* BEGIN Exercise inputs *

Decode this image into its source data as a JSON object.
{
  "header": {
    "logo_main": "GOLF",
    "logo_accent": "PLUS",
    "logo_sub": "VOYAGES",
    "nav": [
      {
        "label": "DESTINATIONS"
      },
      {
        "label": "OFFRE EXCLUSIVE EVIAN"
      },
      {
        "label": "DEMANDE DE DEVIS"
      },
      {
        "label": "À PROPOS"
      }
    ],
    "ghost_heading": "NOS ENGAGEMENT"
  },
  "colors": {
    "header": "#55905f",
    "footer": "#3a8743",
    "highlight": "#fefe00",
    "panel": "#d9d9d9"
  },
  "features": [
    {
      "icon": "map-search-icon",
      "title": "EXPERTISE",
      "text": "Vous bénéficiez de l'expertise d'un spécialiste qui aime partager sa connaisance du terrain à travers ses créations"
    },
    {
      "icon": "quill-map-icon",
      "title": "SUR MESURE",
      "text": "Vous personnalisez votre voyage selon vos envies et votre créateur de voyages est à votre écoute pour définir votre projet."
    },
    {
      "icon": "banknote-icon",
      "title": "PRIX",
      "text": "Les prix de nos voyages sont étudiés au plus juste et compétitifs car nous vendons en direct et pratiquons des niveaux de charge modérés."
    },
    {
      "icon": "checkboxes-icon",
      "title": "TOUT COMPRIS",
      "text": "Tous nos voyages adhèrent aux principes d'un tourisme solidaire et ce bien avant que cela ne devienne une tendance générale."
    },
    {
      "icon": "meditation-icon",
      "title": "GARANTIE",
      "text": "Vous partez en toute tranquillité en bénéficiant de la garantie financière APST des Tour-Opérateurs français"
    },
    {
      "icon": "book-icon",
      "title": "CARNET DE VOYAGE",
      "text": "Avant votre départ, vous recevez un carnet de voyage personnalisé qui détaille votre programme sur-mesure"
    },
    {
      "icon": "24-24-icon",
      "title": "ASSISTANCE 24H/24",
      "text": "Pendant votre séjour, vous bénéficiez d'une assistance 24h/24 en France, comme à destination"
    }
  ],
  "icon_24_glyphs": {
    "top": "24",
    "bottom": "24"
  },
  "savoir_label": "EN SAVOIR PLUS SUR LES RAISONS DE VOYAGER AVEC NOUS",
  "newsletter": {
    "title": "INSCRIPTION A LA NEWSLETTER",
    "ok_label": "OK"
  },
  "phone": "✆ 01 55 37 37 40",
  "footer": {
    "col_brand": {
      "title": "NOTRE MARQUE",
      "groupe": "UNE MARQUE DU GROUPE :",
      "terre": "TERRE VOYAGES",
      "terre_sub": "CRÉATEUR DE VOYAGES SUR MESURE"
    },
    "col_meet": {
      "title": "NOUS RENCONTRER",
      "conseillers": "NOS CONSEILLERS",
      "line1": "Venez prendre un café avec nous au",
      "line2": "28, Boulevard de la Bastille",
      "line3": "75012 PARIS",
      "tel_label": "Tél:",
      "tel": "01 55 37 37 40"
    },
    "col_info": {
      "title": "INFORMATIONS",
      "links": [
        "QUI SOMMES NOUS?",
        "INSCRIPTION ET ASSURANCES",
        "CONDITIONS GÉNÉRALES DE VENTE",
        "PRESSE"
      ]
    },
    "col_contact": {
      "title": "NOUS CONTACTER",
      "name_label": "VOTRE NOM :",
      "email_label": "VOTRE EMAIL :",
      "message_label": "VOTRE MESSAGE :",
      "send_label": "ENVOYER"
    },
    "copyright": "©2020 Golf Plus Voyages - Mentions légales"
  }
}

* END Exercise inputs *

What the task requires:
Each record must be returned exactly as it is written.

Solution to the exercise:
Decode this image into its source data as a JSON object.
{
  "header": {
    "logo_main": "GOLF",
    "logo_accent": "PLUS",
    "logo_sub": "VOYAGES",
    "nav": [
      {
        "label": "DESTINATIONS"
      },
      {
        "label": "OFFRE EXCLUSIVE EVIAN"
      },
      {
        "label": "DEMANDE DE DEVIS"
      },
      {
        "label": "À PROPOS"
      }
    ],
    "ghost_heading": "NOS ENGAGEMENT"
  },
  "colors": {
    "header": "#55905f",
    "footer": "#3a8743",
    "highlight": "#fefe00",
    "panel": "#d9d9d9"
  },
  "features": [
    {
      "icon": "map-search-icon",
      "title": "EXPERTISE",
      "text": "Vous bénéficiez de l'expertise d'un spécialiste qui aime partager sa connaisance du terrain à travers ses créations"
    },
    {
      "icon": "quill-map-icon",
      "title": "SUR MESURE",
      "text": "Vous personnalisez votre voyage selon vos envies et votre créateur de voyages est à votre écoute pour définir votre projet."
    },
    {
      "icon": "banknote-icon",
      "title": "PRIX",
      "text": "Les prix de nos voyages sont étudiés au plus juste et compétitifs car nous vendons en direct et pratiquons des niveaux de charge modérés."
    },
    {
      "icon": "checkboxes-icon",
      "title": "TOUT COMPRIS",
      "text": "Tous nos voyages adhèrent aux principes d'un tourisme solidaire et ce bien avant que cela ne devienne une tendance générale."
    },
    {
      "icon": "meditation-icon",
      "title": "GARANTIE",
      "text": "Vous partez en toute tranquillité en bénéficiant de la garantie financière APST des Tour-Opérateurs français"
    },
    {
      "icon": "book-icon",
      "title": "CARNET DE VOYAGE",
      "text": "Avant votre départ, vous recevez un carnet de voyage personnalisé qui détaille votre programme sur-mesure"
    },
    {
      "icon": "24-24-icon",
      "title": "ASSISTANCE 24H/24",
      "text": "Pendant votre séjour, vous bénéficiez d'une assistance 24h/24 en France, comme à destination"
    }
  ],
  "icon_24_glyphs": {
    "top": "24",
    "bottom": "24"
  },
  "savoir_label": "EN SAVOIR PLUS SUR LES RAISONS DE VOYAGER AVEC NOUS",
  "newsletter": {
    "title": "INSCRIPTION A LA NEWSLETTER",
    "ok_label": "OK"
  },
  "phone": "✆ 01 55 37 37 40",
  "footer": {
    "col_brand": {
      "title": "NOTRE MARQUE",
      "groupe": "UNE MARQUE DU GROUPE :",
      "terre": "TERRE VOYAGES",
      "terre_sub": "CRÉATEUR DE VOYAGES SUR MESURE"
    },
    "col_meet": {
      "title": "NOUS RENCONTRER",
      "conseillers": "NOS CONSEILLERS",
      "line1": "Venez prendre un café avec nous au",
      "line2": "28, Boulevard de la Bastille",
      "line3": "75012 PARIS",
      "tel_label": "Tél:",
      "tel": "01 55 37 37 40"
    },
    "col_info": {
      "title": "INFORMATIONS",
      "links": [
        "QUI SOMMES NOUS?",
        "INSCRIPTION ET ASSURANCES",
        "CONDITIONS GÉNÉRALES DE VENTE",
        "PRESSE"
      ]
    },
    "col_contact": {
      "title": "NOUS CONTACTER",
      "name_label": "VOTRE NOM :",
      "email_label": "VOTRE EMAIL :",
      "message_label": "VOTRE MESSAGE :",
      "send_label": "ENVOYER"
    },
    "copyright": "©2020 Golf Plus Voyages - Mentions légales"
  }
}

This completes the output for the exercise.